Prompt: Go through the listing below and gather every line with the word "test".

####################

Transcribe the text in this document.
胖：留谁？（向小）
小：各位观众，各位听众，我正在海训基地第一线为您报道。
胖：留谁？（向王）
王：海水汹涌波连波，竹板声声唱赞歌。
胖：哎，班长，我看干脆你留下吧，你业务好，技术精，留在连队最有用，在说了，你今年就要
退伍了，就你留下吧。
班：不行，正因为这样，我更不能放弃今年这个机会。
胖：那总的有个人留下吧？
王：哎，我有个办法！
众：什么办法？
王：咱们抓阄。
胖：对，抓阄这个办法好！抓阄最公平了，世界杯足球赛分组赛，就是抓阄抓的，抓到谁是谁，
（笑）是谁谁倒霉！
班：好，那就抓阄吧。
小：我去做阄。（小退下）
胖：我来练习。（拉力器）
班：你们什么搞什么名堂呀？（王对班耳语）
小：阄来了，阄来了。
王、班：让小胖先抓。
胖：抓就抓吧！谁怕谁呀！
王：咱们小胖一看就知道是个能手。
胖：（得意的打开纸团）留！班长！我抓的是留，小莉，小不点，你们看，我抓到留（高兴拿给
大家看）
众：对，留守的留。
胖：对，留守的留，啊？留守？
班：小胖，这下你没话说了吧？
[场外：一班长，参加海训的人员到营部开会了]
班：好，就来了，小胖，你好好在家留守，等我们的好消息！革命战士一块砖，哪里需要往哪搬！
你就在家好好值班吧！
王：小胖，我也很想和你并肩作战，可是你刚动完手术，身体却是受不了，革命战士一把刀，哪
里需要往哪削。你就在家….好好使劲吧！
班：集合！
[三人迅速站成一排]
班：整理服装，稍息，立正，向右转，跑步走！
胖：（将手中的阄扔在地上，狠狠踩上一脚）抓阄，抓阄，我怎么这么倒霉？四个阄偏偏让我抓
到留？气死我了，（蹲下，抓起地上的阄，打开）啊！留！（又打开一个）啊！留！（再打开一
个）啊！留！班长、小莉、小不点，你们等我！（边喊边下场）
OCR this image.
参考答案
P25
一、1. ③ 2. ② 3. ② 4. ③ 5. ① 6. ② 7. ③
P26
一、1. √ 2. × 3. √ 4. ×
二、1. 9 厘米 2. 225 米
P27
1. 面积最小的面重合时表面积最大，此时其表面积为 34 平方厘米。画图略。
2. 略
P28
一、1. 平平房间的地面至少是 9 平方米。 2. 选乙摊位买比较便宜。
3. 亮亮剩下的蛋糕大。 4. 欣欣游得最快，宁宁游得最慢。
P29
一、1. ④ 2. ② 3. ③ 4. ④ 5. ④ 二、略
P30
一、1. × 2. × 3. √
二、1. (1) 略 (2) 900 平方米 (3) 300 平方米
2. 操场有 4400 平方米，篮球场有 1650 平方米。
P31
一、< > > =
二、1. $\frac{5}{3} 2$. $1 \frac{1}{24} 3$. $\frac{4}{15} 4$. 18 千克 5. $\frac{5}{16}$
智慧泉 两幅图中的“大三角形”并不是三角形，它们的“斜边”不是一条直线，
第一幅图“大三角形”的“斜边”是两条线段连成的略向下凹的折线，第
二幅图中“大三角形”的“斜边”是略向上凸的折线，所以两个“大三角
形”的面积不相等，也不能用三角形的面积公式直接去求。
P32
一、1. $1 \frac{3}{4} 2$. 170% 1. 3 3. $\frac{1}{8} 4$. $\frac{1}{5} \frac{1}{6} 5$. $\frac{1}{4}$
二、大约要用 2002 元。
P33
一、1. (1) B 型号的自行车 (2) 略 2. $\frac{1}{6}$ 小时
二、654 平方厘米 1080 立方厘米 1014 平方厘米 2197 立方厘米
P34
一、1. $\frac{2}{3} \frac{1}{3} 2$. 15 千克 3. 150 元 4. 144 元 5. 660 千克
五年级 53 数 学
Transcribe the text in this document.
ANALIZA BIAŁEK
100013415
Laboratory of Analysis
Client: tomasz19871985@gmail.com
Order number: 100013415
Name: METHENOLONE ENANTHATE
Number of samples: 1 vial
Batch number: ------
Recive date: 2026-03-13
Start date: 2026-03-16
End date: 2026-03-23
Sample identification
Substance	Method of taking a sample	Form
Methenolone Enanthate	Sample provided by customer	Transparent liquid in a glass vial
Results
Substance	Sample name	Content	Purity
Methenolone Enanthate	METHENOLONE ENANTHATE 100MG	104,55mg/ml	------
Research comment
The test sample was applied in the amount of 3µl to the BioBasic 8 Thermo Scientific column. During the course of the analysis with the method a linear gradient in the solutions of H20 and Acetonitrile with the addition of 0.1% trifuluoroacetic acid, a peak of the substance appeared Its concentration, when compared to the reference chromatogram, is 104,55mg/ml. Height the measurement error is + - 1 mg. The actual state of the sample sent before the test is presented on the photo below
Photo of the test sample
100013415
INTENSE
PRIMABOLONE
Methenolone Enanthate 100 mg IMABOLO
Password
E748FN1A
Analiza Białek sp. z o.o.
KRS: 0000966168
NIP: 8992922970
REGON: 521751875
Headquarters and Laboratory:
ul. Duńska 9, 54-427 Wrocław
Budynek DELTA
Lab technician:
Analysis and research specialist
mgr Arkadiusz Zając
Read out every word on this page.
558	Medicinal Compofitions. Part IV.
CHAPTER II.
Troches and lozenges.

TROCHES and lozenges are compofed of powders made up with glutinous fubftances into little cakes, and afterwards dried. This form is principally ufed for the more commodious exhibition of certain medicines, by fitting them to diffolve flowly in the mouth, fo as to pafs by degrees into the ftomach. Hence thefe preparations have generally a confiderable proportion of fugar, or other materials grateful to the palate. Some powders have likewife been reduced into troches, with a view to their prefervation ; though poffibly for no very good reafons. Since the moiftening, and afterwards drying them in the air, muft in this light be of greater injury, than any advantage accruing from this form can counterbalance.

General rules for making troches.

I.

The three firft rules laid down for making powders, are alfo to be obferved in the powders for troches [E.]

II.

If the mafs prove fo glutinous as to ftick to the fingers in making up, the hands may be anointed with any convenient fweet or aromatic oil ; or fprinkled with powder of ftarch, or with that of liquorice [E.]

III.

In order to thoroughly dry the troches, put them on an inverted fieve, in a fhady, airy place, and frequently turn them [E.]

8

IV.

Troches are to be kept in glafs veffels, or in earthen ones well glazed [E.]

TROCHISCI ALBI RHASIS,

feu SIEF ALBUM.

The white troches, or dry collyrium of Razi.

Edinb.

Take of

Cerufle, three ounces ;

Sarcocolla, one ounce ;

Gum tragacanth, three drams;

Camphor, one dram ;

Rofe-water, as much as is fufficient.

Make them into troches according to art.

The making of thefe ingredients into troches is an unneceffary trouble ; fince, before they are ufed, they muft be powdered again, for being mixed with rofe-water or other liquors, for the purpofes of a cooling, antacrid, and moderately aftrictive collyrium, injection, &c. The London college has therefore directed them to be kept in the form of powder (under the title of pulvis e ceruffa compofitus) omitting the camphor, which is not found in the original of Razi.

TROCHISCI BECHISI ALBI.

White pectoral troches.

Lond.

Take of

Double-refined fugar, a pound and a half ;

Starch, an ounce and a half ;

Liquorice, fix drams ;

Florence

####################

Result of this exercise:
The test sample was applied in the amount of 3µl to the BioBasic 8 Thermo Scientific column. During the course of the analysis with the method a linear gradient in the solutions of H20 and Acetonitrile with the addition of 0.1% trifuluoroacetic acid, a peak of the substance appeared Its concentration, when compared to the reference chromatogram, is 104,55mg/ml. Height the measurement error is + - 1 mg. The actual state of the sample sent before the test is presented on the photo below
Photo of the test sample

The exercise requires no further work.